— begin THE DATA —

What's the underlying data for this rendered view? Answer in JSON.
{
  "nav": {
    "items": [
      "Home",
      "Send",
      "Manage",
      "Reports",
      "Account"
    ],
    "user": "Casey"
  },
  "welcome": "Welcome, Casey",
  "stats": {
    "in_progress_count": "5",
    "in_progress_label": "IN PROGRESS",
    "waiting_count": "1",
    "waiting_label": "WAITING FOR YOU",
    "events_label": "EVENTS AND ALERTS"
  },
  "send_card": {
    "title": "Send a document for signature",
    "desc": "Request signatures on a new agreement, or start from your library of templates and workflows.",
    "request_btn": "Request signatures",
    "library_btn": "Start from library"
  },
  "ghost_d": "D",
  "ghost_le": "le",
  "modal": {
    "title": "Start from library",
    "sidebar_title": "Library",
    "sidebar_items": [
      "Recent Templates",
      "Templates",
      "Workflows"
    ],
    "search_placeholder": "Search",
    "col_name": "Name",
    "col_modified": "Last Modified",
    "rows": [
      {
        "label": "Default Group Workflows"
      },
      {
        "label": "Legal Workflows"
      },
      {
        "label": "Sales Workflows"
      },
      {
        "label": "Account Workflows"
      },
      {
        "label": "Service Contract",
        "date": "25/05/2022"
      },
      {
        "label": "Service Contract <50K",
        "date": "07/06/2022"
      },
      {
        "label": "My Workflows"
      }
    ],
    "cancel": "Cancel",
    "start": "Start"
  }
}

— end THE DATA —

OBJECTIVE = Please repeat the listing above in full and exactly.

SOLUTION TO THE EXERCISE =
What's the underlying data for this rendered view? Answer in JSON.
{
  "nav": {
    "items": [
      "Home",
      "Send",
      "Manage",
      "Reports",
      "Account"
    ],
    "user": "Casey"
  },
  "welcome": "Welcome, Casey",
  "stats": {
    "in_progress_count": "5",
    "in_progress_label": "IN PROGRESS",
    "waiting_count": "1",
    "waiting_label": "WAITING FOR YOU",
    "events_label": "EVENTS AND ALERTS"
  },
  "send_card": {
    "title": "Send a document for signature",
    "desc": "Request signatures on a new agreement, or start from your library of templates and workflows.",
    "request_btn": "Request signatures",
    "library_btn": "Start from library"
  },
  "ghost_d": "D",
  "ghost_le": "le",
  "modal": {
    "title": "Start from library",
    "sidebar_title": "Library",
    "sidebar_items": [
      "Recent Templates",
      "Templates",
      "Workflows"
    ],
    "search_placeholder": "Search",
    "col_name": "Name",
    "col_modified": "Last Modified",
    "rows": [
      {
        "label": "Default Group Workflows"
      },
      {
        "label": "Legal Workflows"
      },
      {
        "label": "Sales Workflows"
      },
      {
        "label": "Account Workflows"
      },
      {
        "label": "Service Contract",
        "date": "25/05/2022"
      },
      {
        "label": "Service Contract <50K",
        "date": "07/06/2022"
      },
      {
        "label": "My Workflows"
      }
    ],
    "cancel": "Cancel",
    "start": "Start"
  }
}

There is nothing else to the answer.